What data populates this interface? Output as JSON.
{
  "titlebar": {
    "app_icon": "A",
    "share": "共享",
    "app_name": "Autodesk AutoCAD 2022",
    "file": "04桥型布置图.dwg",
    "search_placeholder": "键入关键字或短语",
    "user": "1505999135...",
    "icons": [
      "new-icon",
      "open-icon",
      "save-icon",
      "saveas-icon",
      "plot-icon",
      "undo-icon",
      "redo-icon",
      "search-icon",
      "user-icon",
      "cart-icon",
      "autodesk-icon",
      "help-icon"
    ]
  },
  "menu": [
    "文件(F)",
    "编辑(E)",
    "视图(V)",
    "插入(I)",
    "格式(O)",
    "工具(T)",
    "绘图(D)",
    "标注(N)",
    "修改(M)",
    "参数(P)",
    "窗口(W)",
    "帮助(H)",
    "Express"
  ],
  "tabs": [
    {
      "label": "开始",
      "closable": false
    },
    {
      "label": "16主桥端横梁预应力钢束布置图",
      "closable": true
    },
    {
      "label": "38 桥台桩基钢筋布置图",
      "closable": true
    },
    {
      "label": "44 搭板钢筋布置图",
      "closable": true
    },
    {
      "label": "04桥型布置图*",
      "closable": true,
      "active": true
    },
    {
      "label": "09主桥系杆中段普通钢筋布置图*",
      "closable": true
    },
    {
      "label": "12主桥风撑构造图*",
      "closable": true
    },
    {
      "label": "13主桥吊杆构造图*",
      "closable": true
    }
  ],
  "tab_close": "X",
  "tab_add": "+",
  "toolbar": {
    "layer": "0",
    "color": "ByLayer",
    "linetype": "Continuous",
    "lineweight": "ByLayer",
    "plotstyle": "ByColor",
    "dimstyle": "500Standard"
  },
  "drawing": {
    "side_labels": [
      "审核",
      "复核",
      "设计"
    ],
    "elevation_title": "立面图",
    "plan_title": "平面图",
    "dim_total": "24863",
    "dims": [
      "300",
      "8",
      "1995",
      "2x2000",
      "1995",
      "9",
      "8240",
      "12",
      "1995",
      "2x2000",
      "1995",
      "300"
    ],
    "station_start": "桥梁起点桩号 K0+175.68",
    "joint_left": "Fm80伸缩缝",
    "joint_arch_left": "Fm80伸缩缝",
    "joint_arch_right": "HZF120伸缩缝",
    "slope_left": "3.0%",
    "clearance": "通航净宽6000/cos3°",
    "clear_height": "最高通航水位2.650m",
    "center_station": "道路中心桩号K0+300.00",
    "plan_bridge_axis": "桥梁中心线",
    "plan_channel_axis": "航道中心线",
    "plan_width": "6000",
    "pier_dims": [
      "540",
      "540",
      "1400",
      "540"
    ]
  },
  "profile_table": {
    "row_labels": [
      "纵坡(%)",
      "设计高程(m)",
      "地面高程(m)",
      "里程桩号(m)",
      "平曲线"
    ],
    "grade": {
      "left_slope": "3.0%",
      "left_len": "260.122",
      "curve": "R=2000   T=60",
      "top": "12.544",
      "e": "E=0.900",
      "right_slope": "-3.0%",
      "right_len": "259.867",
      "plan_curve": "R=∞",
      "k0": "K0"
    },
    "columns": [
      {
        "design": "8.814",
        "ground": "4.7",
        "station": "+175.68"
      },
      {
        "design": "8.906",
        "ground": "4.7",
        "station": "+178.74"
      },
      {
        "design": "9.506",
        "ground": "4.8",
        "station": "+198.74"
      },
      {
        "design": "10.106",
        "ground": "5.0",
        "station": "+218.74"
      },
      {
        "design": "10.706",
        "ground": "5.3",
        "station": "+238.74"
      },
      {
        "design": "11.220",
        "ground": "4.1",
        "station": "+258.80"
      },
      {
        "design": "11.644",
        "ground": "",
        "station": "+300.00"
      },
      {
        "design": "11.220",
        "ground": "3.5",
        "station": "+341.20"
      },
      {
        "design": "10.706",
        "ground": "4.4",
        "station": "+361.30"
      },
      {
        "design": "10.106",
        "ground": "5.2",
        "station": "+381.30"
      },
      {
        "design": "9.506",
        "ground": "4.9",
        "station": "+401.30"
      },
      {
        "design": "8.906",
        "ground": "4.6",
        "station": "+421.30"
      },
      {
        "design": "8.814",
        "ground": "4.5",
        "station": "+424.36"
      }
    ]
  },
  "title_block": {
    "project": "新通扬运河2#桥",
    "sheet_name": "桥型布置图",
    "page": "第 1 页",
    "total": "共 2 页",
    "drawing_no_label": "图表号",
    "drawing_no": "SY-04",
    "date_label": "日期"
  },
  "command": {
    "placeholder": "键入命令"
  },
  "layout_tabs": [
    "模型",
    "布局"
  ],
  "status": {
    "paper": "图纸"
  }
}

# # #

▸ Aim of the exercise: All of the lines above must be returned exactly.

▸ Solution to the problem:
What data populates this interface? Output as JSON.
{
  "titlebar": {
    "app_icon": "A",
    "share": "共享",
    "app_name": "Autodesk AutoCAD 2022",
    "file": "04桥型布置图.dwg",
    "search_placeholder": "键入关键字或短语",
    "user": "1505999135...",
    "icons": [
      "new-icon",
      "open-icon",
      "save-icon",
      "saveas-icon",
      "plot-icon",
      "undo-icon",
      "redo-icon",
      "search-icon",
      "user-icon",
      "cart-icon",
      "autodesk-icon",
      "help-icon"
    ]
  },
  "menu": [
    "文件(F)",
    "编辑(E)",
    "视图(V)",
    "插入(I)",
    "格式(O)",
    "工具(T)",
    "绘图(D)",
    "标注(N)",
    "修改(M)",
    "参数(P)",
    "窗口(W)",
    "帮助(H)",
    "Express"
  ],
  "tabs": [
    {
      "label": "开始",
      "closable": false
    },
    {
      "label": "16主桥端横梁预应力钢束布置图",
      "closable": true
    },
    {
      "label": "38 桥台桩基钢筋布置图",
      "closable": true
    },
    {
      "label": "44 搭板钢筋布置图",
      "closable": true
    },
    {
      "label": "04桥型布置图*",
      "closable": true,
      "active": true
    },
    {
      "label": "09主桥系杆中段普通钢筋布置图*",
      "closable": true
    },
    {
      "label": "12主桥风撑构造图*",
      "closable": true
    },
    {
      "label": "13主桥吊杆构造图*",
      "closable": true
    }
  ],
  "tab_close": "X",
  "tab_add": "+",
  "toolbar": {
    "layer": "0",
    "color": "ByLayer",
    "linetype": "Continuous",
    "lineweight": "ByLayer",
    "plotstyle": "ByColor",
    "dimstyle": "500Standard"
  },
  "drawing": {
    "side_labels": [
      "审核",
      "复核",
      "设计"
    ],
    "elevation_title": "立面图",
    "plan_title": "平面图",
    "dim_total": "24863",
    "dims": [
      "300",
      "8",
      "1995",
      "2x2000",
      "1995",
      "9",
      "8240",
      "12",
      "1995",
      "2x2000",
      "1995",
      "300"
    ],
    "station_start": "桥梁起点桩号 K0+175.68",
    "joint_left": "Fm80伸缩缝",
    "joint_arch_left": "Fm80伸缩缝",
    "joint_arch_right": "HZF120伸缩缝",
    "slope_left": "3.0%",
    "clearance": "通航净宽6000/cos3°",
    "clear_height": "最高通航水位2.650m",
    "center_station": "道路中心桩号K0+300.00",
    "plan_bridge_axis": "桥梁中心线",
    "plan_channel_axis": "航道中心线",
    "plan_width": "6000",
    "pier_dims": [
      "540",
      "540",
      "1400",
      "540"
    ]
  },
  "profile_table": {
    "row_labels": [
      "纵坡(%)",
      "设计高程(m)",
      "地面高程(m)",
      "里程桩号(m)",
      "平曲线"
    ],
    "grade": {
      "left_slope": "3.0%",
      "left_len": "260.122",
      "curve": "R=2000   T=60",
      "top": "12.544",
      "e": "E=0.900",
      "right_slope": "-3.0%",
      "right_len": "259.867",
      "plan_curve": "R=∞",
      "k0": "K0"
    },
    "columns": [
      {
        "design": "8.814",
        "ground": "4.7",
        "station": "+175.68"
      },
      {
        "design": "8.906",
        "ground": "4.7",
        "station": "+178.74"
      },
      {
        "design": "9.506",
        "ground": "4.8",
        "station": "+198.74"
      },
      {
        "design": "10.106",
        "ground": "5.0",
        "station": "+218.74"
      },
      {
        "design": "10.706",
        "ground": "5.3",
        "station": "+238.74"
      },
      {
        "design": "11.220",
        "ground": "4.1",
        "station": "+258.80"
      },
      {
        "design": "11.644",
        "ground": "",
        "station": "+300.00"
      },
      {
        "design": "11.220",
        "ground": "3.5",
        "station": "+341.20"
      },
      {
        "design": "10.706",
        "ground": "4.4",
        "station": "+361.30"
      },
      {
        "design": "10.106",
        "ground": "5.2",
        "station": "+381.30"
      },
      {
        "design": "9.506",
        "ground": "4.9",
        "station": "+401.30"
      },
      {
        "design": "8.906",
        "ground": "4.6",
        "station": "+421.30"
      },
      {
        "design": "8.814",
        "ground": "4.5",
        "station": "+424.36"
      }
    ]
  },
  "title_block": {
    "project": "新通扬运河2#桥",
    "sheet_name": "桥型布置图",
    "page": "第 1 页",
    "total": "共 2 页",
    "drawing_no_label": "图表号",
    "drawing_no": "SY-04",
    "date_label": "日期"
  },
  "command": {
    "placeholder": "键入命令"
  },
  "layout_tabs": [
    "模型",
    "布局"
  ],
  "status": {
    "paper": "图纸"
  }
}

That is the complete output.